[Items from a dataset]
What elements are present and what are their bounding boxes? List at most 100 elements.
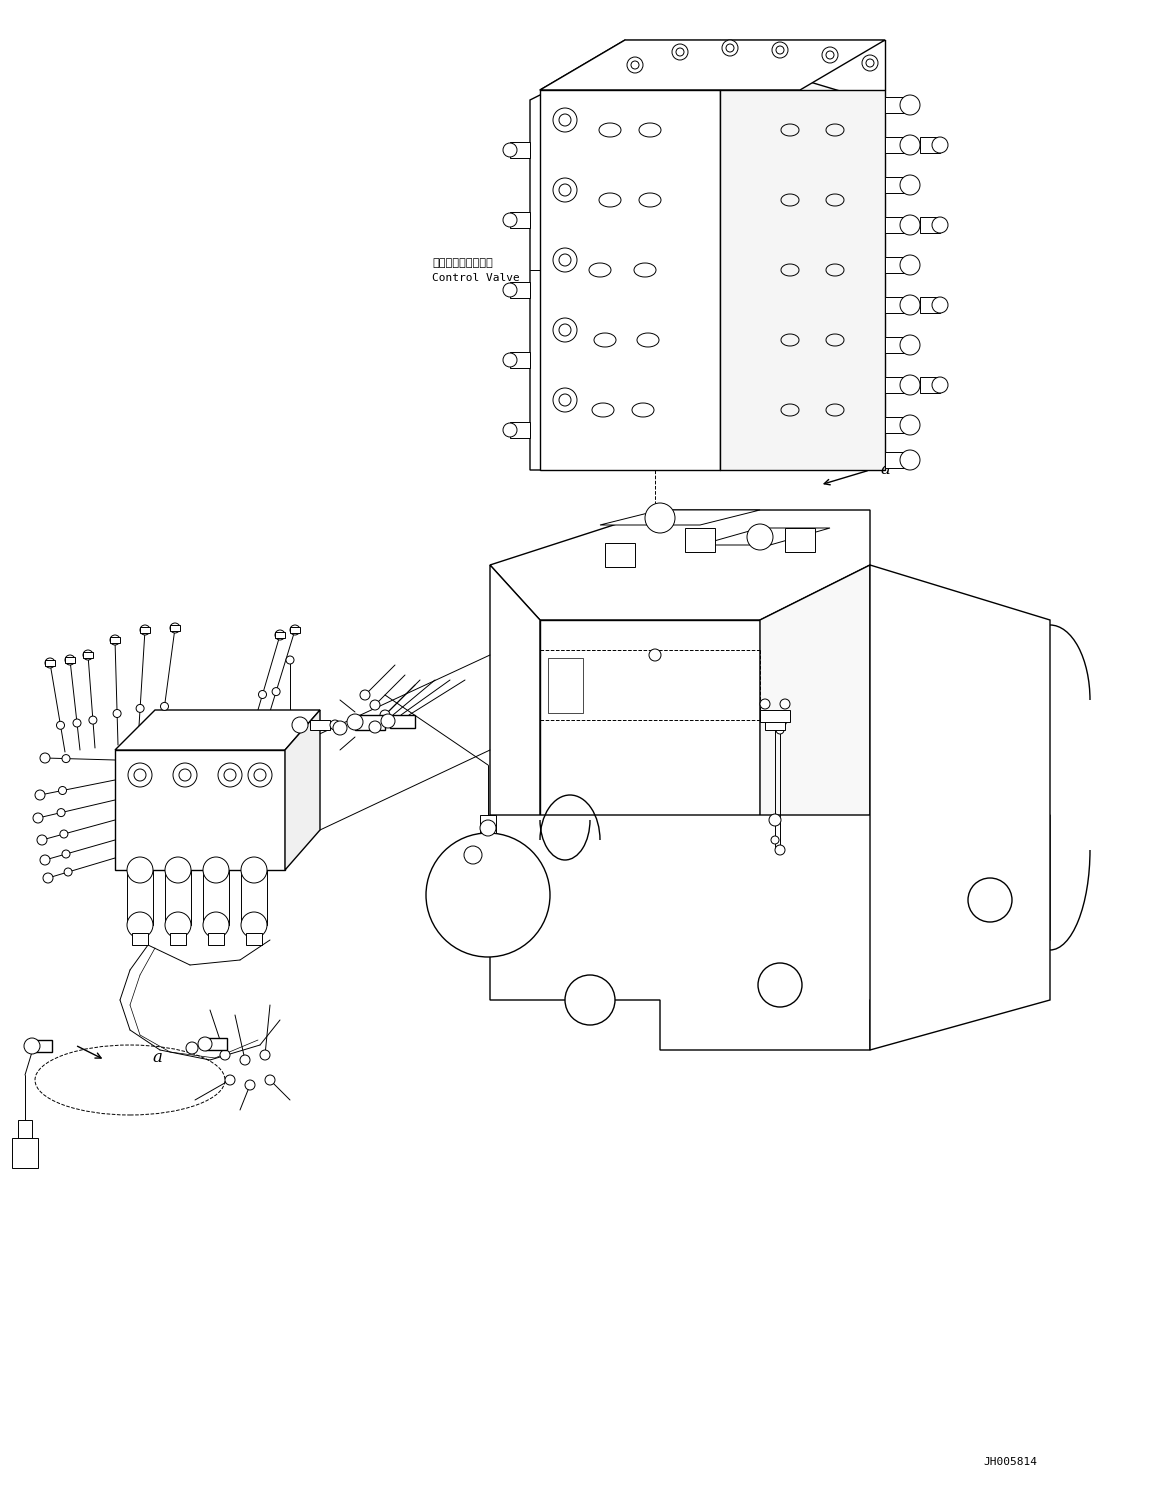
Circle shape [62,850,70,857]
Bar [241,871,267,924]
Circle shape [676,48,684,57]
Circle shape [198,1038,213,1051]
Circle shape [347,714,363,731]
Circle shape [34,790,45,801]
Text: Control Valve: Control Valve [432,273,519,283]
Bar [885,297,910,313]
Circle shape [74,719,80,728]
Bar [885,97,910,113]
Circle shape [333,722,347,735]
Polygon shape [700,528,830,546]
Bar [275,632,285,638]
Circle shape [560,394,571,406]
Circle shape [203,912,229,938]
Circle shape [260,1050,270,1060]
Bar [759,710,791,722]
Bar [205,1038,228,1050]
Bar [885,377,910,394]
Bar [510,142,530,158]
Polygon shape [540,89,720,470]
Bar [548,658,583,713]
Bar [785,528,815,552]
Text: a: a [152,1050,162,1066]
Circle shape [275,631,285,640]
Circle shape [649,649,661,661]
Bar [246,933,262,945]
Circle shape [128,912,153,938]
Circle shape [219,1050,230,1060]
Circle shape [59,786,67,795]
Bar [132,933,148,945]
Circle shape [774,845,785,854]
Circle shape [179,769,191,781]
Circle shape [862,55,878,72]
Circle shape [136,704,144,713]
Bar [170,933,186,945]
Bar [885,177,910,192]
Bar [290,628,300,634]
Polygon shape [489,565,540,871]
Circle shape [128,857,153,883]
Circle shape [286,656,294,663]
Bar [685,528,715,552]
Circle shape [43,874,53,883]
Bar [510,352,530,368]
Circle shape [40,854,51,865]
Circle shape [330,720,340,731]
Bar [480,816,496,833]
Circle shape [503,353,517,367]
Bar [606,543,635,567]
Circle shape [426,833,550,957]
Bar [170,625,180,631]
Circle shape [560,113,571,127]
Circle shape [380,710,390,720]
Bar [32,1041,52,1053]
Circle shape [241,857,267,883]
Circle shape [900,450,920,470]
Polygon shape [489,510,870,620]
Circle shape [503,213,517,227]
Bar [110,637,119,643]
Circle shape [45,658,55,668]
Circle shape [560,253,571,265]
Circle shape [780,699,791,710]
Circle shape [759,699,770,710]
Circle shape [57,808,65,817]
Circle shape [769,814,781,826]
Circle shape [631,61,639,69]
Bar [203,871,229,924]
Bar [390,716,415,728]
Polygon shape [759,565,870,871]
Circle shape [932,377,948,394]
Circle shape [822,48,838,63]
Bar [765,720,785,731]
Bar [510,282,530,298]
Bar [128,871,153,924]
Polygon shape [720,89,885,470]
Circle shape [240,1056,250,1065]
Circle shape [900,255,920,274]
Circle shape [900,295,920,315]
Bar [885,452,910,468]
Polygon shape [530,55,720,470]
Circle shape [553,318,577,341]
Circle shape [83,650,93,661]
Circle shape [33,813,43,823]
Circle shape [248,763,272,787]
Bar [165,871,191,924]
Circle shape [186,1042,198,1054]
Circle shape [64,868,72,877]
Bar [65,658,75,663]
Bar [920,218,940,233]
Circle shape [272,687,280,696]
Polygon shape [720,55,870,470]
Circle shape [165,857,191,883]
Polygon shape [115,750,285,871]
Text: a: a [880,462,889,479]
Circle shape [225,1075,236,1085]
Circle shape [360,690,370,699]
Bar [355,716,385,731]
Polygon shape [285,710,321,871]
Circle shape [173,763,196,787]
Circle shape [128,763,152,787]
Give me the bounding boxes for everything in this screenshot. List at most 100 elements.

What is being asked: Give every line of the records above as a Markdown table with the columns No. and Line, skipping blank lines. Leave the pictures out of the answer.

The answer:
| No. | Line |
|---|---|
| 1 | What elements are present and what are their bounding boxes? List at most 100 elements. |
| 2 | Circle shape [62,850,70,857] |
| 3 | Bar [241,871,267,924] |
| 4 | Circle shape [676,48,684,57] |
| 5 | Circle shape [198,1038,213,1051] |
| 6 | Circle shape [347,714,363,731] |
| 7 | Circle shape [34,790,45,801] |
| 8 | Text: Control Valve: Control Valve [432,273,519,283] |
| 9 | Bar [885,297,910,313] |
| 10 | Circle shape [74,719,80,728] |
| 11 | Bar [885,97,910,113] |
| 12 | Circle shape [333,722,347,735] |
| 13 | Polygon shape [700,528,830,546] |
| 14 | Bar [275,632,285,638] |
| 15 | Circle shape [560,394,571,406] |
| 16 | Circle shape [203,912,229,938] |
| 17 | Circle shape [260,1050,270,1060] |
| 18 | Bar [759,710,791,722] |
| 19 | Bar [205,1038,228,1050] |
| 20 | Bar [885,377,910,394] |
| 21 | Bar [510,142,530,158] |
| 22 | Polygon shape [540,89,720,470] |
| 23 | Bar [548,658,583,713] |
| 24 | Bar [785,528,815,552] |
| 25 | Text: a: a [152,1050,162,1066] |
| 26 | Circle shape [275,631,285,640] |
| 27 | Circle shape [649,649,661,661] |
| 28 | Bar [246,933,262,945] |
| 29 | Circle shape [128,912,153,938] |
| 30 | Circle shape [219,1050,230,1060] |
| 31 | Circle shape [59,786,67,795] |
| 32 | Bar [132,933,148,945] |
| 33 | Circle shape [774,845,785,854] |
| 34 | Circle shape [179,769,191,781] |
| 35 | Circle shape [862,55,878,72] |
| 36 | Circle shape [136,704,144,713] |
| 37 | Bar [170,933,186,945] |
| 38 | Bar [885,177,910,192] |
| 39 | Bar [290,628,300,634] |
| 40 | Polygon shape [489,565,540,871] |
| 41 | Circle shape [128,857,153,883] |
| 42 | Circle shape [286,656,294,663] |
| 43 | Bar [685,528,715,552] |
| 44 | Circle shape [43,874,53,883] |
| 45 | Bar [510,352,530,368] |
| 46 | Circle shape [40,854,51,865] |
| 47 | Circle shape [330,720,340,731] |
| 48 | Bar [480,816,496,833] |
| 49 | Circle shape [503,353,517,367] |
| 50 | Bar [606,543,635,567] |
| 51 | Circle shape [426,833,550,957] |
| 52 | Bar [170,625,180,631] |
| 53 | Circle shape [560,113,571,127] |
| 54 | Circle shape [380,710,390,720] |
| 55 | Bar [32,1041,52,1053] |
| 56 | Circle shape [241,857,267,883] |
| 57 | Circle shape [900,450,920,470] |
| 58 | Polygon shape [489,510,870,620] |
| 59 | Circle shape [503,213,517,227] |
| 60 | Bar [110,637,119,643] |
| 61 | Circle shape [45,658,55,668] |
| 62 | Circle shape [560,253,571,265] |
| 63 | Circle shape [780,699,791,710] |
| 64 | Circle shape [759,699,770,710] |
| 65 | Circle shape [57,808,65,817] |
| 66 | Circle shape [769,814,781,826] |
| 67 | Circle shape [631,61,639,69] |
| 68 | Bar [203,871,229,924] |
| 69 | Bar [390,716,415,728] |
| 70 | Polygon shape [759,565,870,871] |
| 71 | Circle shape [932,377,948,394] |
| 72 | Circle shape [822,48,838,63] |
| 73 | Bar [765,720,785,731] |
| 74 | Bar [510,282,530,298] |
| 75 | Bar [128,871,153,924] |
| 76 | Polygon shape [720,89,885,470] |
| 77 | Circle shape [240,1056,250,1065] |
| 78 | Circle shape [900,255,920,274] |
| 79 | Circle shape [900,295,920,315] |
| 80 | Bar [885,452,910,468] |
| 81 | Polygon shape [530,55,720,470] |
| 82 | Circle shape [553,318,577,341] |
| 83 | Circle shape [83,650,93,661] |
| 84 | Circle shape [33,813,43,823] |
| 85 | Circle shape [248,763,272,787] |
| 86 | Bar [165,871,191,924] |
| 87 | Circle shape [186,1042,198,1054] |
| 88 | Circle shape [64,868,72,877] |
| 89 | Bar [65,658,75,663] |
| 90 | Bar [920,218,940,233] |
| 91 | Circle shape [272,687,280,696] |
| 92 | Polygon shape [720,55,870,470] |
| 93 | Circle shape [165,857,191,883] |
| 94 | Polygon shape [115,750,285,871] |
| 95 | Text: a: a [880,462,889,479] |
| 96 | Circle shape [225,1075,236,1085] |
| 97 | Circle shape [360,690,370,699] |
| 98 | Bar [355,716,385,731] |
| 99 | Polygon shape [285,710,321,871] |
| 100 | Circle shape [173,763,196,787] |
| 101 | Circle shape [128,763,152,787] |
| 102 | Give me the bounding boxes for everything in this screenshot. List at most 100 elements. |